Start DATASET

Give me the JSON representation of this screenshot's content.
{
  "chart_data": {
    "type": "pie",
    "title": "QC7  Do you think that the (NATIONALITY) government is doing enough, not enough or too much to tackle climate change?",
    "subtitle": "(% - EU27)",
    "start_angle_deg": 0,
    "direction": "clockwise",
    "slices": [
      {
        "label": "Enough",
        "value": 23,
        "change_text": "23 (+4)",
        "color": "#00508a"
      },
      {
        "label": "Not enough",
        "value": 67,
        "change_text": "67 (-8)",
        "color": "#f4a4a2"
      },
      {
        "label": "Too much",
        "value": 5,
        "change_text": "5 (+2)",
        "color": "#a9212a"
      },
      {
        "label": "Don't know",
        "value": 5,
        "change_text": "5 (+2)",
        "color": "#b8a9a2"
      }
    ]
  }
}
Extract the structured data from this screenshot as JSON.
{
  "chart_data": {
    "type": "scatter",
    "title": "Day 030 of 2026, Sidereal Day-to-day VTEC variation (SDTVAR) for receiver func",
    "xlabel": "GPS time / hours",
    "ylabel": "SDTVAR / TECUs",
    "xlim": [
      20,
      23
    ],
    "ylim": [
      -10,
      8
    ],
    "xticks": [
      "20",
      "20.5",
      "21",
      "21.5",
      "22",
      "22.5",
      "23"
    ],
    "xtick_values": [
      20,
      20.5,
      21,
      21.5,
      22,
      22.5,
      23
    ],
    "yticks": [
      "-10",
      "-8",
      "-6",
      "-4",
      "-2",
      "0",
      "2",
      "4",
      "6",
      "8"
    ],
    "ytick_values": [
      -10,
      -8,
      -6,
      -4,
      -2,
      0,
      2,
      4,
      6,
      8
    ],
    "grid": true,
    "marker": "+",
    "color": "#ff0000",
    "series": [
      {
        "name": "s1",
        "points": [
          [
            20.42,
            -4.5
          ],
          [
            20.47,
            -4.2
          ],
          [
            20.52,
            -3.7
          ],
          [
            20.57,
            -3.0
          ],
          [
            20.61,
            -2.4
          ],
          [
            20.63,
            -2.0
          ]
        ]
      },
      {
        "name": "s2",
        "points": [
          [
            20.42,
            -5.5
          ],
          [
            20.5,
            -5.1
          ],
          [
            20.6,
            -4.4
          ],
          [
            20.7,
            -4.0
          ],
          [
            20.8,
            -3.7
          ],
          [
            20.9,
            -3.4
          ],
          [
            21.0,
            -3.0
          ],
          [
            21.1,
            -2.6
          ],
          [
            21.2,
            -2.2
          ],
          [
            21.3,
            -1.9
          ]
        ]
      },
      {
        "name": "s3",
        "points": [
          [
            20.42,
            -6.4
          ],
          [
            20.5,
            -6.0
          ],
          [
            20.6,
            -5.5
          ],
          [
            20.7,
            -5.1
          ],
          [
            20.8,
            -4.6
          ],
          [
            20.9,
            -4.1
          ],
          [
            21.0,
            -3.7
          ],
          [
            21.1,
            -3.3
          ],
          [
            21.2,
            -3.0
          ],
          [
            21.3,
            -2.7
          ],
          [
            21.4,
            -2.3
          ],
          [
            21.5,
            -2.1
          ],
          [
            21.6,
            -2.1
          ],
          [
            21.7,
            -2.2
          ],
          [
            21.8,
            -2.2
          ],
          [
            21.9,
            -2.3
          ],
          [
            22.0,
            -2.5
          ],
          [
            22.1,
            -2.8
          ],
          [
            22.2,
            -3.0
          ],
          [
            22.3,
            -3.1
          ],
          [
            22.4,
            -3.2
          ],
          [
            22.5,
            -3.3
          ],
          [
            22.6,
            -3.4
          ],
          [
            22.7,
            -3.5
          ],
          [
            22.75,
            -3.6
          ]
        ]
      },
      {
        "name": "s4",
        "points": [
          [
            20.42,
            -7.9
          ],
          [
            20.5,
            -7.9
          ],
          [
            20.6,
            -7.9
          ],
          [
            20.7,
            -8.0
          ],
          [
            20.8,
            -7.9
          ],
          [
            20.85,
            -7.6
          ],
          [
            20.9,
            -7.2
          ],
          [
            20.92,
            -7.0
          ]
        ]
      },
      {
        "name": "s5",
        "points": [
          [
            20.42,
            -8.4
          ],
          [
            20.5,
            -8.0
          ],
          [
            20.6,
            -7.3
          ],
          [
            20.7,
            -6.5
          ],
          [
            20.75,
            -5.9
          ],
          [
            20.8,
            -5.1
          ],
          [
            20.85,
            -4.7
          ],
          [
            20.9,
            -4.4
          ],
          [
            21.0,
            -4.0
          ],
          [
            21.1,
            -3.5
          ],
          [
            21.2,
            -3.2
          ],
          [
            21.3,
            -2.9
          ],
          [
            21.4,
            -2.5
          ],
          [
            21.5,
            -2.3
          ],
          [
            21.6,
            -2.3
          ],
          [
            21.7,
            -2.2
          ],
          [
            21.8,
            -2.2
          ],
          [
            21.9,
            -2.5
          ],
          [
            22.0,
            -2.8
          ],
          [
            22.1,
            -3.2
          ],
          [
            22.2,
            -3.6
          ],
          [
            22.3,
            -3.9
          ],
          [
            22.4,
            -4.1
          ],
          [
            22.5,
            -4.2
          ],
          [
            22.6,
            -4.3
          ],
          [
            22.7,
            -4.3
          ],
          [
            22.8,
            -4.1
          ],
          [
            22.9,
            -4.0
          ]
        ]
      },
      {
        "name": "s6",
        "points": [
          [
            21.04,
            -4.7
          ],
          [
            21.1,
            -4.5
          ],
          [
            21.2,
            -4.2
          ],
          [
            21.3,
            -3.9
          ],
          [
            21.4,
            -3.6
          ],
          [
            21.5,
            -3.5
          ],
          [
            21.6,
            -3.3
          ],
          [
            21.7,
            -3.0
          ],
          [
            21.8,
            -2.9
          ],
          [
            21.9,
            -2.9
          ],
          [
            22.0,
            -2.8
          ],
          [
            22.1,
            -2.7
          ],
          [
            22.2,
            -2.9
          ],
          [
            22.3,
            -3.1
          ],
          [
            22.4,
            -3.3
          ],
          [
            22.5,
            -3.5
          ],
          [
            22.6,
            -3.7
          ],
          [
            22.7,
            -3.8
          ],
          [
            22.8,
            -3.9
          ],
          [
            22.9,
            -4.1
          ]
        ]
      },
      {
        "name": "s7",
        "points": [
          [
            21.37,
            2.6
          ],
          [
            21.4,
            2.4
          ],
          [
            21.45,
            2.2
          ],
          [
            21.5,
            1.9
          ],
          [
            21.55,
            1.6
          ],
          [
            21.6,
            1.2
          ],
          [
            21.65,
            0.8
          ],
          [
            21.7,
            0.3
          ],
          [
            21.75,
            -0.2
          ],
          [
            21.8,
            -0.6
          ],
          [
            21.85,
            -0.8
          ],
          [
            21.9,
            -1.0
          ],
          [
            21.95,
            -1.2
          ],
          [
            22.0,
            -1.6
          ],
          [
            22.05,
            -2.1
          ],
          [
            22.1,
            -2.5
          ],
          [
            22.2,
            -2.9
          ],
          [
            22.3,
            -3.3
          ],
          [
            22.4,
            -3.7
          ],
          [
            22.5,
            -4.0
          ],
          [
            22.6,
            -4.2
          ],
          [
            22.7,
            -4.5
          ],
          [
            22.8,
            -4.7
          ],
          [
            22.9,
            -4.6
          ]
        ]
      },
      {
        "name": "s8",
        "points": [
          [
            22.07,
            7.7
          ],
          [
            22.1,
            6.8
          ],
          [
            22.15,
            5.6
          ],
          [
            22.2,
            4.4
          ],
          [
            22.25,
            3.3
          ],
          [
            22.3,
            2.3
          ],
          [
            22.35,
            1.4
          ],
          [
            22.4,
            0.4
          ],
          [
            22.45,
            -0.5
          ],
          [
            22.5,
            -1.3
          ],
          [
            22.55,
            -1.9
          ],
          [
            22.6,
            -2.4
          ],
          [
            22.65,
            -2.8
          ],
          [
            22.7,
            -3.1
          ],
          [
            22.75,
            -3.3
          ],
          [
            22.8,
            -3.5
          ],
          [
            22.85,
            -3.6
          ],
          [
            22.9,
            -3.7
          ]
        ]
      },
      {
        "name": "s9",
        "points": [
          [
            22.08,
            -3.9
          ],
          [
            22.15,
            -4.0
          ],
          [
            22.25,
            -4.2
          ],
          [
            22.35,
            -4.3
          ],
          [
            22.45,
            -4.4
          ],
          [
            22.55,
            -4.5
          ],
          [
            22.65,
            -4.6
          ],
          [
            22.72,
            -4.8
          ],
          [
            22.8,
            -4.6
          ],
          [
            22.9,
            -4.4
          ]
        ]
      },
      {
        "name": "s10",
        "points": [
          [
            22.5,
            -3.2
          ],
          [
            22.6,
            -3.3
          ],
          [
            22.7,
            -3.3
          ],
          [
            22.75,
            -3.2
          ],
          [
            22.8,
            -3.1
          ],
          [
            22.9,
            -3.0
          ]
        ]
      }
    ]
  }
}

End DATASET

REQUIREMENT —
Your task is to gather all lines from the entries above that hold the word "much".

SOLUTION TO THIS PROBLEM —
    "title": "QC7  Do you think that the (NATIONALITY) government is doing enough, not enough or too much to tackle climate change?",
        "label": "Too much",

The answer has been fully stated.